Scan the records below for the word "комиссии" and give only the number of lines that hold it.

Dataset items –
## start

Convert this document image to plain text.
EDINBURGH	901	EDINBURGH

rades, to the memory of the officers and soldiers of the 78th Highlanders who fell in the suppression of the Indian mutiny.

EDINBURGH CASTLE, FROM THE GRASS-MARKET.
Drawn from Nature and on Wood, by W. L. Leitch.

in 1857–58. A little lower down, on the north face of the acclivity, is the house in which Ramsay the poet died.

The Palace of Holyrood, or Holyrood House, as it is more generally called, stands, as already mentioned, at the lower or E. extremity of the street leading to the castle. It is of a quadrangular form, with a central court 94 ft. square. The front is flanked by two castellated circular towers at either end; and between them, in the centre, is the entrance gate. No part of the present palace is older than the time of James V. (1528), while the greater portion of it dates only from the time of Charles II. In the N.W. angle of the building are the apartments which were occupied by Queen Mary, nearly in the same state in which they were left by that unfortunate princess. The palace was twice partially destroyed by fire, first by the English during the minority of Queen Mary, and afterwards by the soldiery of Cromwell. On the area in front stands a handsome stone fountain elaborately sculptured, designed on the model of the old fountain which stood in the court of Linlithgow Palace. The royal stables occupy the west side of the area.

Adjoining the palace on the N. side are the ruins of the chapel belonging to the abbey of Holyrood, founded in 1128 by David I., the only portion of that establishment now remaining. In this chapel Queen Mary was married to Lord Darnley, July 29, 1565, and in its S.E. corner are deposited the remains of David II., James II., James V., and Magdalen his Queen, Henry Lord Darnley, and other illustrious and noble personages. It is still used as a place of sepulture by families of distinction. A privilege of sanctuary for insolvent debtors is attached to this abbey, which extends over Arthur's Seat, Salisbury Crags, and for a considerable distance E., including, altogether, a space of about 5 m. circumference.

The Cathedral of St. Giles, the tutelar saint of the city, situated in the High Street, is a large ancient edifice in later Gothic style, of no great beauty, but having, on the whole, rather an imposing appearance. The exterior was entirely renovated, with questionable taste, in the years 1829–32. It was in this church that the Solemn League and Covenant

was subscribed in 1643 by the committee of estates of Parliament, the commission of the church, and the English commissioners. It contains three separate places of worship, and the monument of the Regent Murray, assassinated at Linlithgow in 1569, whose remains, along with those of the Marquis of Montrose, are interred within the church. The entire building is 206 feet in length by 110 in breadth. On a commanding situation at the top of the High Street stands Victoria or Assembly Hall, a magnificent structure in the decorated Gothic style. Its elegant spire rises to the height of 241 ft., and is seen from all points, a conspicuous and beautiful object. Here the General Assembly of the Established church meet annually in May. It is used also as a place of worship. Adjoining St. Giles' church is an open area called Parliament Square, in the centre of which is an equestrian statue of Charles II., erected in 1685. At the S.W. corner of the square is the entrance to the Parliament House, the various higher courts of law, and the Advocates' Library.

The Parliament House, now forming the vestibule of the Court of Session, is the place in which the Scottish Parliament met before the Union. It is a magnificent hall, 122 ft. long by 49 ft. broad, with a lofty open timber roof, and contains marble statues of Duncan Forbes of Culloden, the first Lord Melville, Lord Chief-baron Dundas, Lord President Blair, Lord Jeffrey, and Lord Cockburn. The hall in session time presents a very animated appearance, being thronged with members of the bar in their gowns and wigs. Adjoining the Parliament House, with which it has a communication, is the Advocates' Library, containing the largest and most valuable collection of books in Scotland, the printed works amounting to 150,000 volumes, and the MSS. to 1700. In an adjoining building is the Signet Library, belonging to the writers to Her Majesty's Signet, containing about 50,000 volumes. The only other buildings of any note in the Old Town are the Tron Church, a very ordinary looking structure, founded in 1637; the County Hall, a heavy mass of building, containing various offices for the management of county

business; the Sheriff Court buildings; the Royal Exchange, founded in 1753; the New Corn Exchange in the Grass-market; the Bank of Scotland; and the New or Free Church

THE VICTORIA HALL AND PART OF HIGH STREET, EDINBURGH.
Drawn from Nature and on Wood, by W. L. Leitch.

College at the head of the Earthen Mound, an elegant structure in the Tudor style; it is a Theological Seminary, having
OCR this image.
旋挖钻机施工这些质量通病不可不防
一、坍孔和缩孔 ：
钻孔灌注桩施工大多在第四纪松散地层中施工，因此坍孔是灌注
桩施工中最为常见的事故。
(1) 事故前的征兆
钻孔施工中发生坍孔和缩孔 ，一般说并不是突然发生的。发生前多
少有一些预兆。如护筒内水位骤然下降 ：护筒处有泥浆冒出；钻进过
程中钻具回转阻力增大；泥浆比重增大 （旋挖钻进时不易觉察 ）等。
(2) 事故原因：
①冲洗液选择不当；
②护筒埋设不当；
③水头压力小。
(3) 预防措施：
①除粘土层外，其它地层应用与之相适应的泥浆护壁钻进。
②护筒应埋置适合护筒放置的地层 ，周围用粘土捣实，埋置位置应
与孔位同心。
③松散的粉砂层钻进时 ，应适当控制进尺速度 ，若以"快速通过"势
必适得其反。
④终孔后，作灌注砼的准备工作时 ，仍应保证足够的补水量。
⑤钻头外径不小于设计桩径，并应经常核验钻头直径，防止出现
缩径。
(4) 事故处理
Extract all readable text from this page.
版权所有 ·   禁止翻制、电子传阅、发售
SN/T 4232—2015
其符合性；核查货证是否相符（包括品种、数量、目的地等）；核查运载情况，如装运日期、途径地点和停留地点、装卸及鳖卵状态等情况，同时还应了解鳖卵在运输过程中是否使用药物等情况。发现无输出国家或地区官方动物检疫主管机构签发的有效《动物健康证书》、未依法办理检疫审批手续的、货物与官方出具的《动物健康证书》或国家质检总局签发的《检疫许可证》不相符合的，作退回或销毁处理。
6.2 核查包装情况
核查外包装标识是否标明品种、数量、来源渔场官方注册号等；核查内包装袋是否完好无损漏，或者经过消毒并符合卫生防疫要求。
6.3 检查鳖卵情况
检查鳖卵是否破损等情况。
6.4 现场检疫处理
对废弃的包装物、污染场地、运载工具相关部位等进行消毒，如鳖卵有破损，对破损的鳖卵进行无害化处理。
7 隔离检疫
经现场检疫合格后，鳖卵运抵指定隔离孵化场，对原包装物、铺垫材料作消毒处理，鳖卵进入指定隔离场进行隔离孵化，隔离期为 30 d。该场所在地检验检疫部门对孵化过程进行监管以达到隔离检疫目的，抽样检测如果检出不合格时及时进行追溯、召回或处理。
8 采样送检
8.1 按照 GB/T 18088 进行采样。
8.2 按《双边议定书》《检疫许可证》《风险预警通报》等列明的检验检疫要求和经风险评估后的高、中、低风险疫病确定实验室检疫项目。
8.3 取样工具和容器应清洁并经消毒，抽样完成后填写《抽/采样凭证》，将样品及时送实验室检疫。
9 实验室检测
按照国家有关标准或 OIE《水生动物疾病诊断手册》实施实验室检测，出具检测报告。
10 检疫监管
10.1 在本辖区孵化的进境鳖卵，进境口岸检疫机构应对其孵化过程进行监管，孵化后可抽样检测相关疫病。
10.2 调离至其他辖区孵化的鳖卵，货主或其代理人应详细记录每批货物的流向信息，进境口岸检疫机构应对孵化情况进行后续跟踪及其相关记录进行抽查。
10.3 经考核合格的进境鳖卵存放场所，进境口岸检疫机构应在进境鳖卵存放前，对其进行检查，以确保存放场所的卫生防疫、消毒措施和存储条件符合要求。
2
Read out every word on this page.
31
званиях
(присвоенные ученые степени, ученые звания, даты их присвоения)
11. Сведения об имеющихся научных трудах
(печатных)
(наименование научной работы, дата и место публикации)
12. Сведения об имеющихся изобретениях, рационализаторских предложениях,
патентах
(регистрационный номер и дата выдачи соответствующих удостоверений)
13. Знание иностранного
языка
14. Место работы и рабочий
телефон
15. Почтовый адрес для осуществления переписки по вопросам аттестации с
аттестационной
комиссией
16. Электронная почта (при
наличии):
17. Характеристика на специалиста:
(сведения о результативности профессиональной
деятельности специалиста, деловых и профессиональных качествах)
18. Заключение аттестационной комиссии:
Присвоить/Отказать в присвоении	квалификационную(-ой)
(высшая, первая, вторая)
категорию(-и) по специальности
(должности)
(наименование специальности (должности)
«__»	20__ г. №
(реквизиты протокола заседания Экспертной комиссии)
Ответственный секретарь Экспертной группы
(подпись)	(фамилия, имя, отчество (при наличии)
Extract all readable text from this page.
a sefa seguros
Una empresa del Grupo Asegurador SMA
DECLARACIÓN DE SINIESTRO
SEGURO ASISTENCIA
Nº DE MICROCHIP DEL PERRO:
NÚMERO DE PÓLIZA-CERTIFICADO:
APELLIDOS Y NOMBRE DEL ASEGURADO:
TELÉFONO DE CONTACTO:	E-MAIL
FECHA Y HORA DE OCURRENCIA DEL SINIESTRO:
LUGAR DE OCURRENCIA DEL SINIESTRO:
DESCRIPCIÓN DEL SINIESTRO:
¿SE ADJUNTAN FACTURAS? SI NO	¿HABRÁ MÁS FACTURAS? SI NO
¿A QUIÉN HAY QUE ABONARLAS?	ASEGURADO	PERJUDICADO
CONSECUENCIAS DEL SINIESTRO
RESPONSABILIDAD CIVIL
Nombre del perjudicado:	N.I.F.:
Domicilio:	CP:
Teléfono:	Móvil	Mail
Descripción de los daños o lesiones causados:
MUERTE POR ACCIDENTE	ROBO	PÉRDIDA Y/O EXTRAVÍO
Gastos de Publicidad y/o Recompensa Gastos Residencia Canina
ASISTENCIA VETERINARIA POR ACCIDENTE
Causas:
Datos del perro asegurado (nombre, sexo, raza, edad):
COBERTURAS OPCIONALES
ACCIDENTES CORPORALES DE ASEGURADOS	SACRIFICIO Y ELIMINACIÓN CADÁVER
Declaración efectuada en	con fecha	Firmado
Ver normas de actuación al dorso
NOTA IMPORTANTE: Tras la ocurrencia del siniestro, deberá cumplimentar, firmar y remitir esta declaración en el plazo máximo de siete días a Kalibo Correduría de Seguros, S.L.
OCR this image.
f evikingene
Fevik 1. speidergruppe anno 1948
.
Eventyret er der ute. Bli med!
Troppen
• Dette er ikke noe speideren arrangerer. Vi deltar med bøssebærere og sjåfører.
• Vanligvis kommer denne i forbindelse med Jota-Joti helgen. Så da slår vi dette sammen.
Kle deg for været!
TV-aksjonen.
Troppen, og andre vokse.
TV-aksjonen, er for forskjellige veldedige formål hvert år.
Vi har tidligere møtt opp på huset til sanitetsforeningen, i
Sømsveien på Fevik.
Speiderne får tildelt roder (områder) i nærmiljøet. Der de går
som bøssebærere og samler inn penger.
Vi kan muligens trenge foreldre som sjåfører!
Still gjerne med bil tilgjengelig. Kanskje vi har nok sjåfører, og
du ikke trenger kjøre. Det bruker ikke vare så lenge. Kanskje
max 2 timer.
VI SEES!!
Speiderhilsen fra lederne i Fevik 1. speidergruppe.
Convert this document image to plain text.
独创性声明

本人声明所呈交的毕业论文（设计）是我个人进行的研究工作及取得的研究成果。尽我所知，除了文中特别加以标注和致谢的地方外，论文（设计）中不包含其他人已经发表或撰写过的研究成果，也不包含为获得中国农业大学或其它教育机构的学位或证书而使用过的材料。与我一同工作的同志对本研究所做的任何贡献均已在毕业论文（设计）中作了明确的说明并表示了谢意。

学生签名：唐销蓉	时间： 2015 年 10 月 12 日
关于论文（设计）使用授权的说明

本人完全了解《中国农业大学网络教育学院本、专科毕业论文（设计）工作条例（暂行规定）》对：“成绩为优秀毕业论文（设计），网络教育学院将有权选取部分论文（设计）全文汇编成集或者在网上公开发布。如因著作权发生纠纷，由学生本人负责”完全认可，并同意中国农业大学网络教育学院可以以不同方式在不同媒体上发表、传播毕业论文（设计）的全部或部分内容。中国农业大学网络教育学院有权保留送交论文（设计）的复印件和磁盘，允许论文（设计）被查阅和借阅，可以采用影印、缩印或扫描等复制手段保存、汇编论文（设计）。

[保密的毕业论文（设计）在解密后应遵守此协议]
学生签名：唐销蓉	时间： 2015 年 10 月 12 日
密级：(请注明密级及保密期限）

## end

RESULT –
2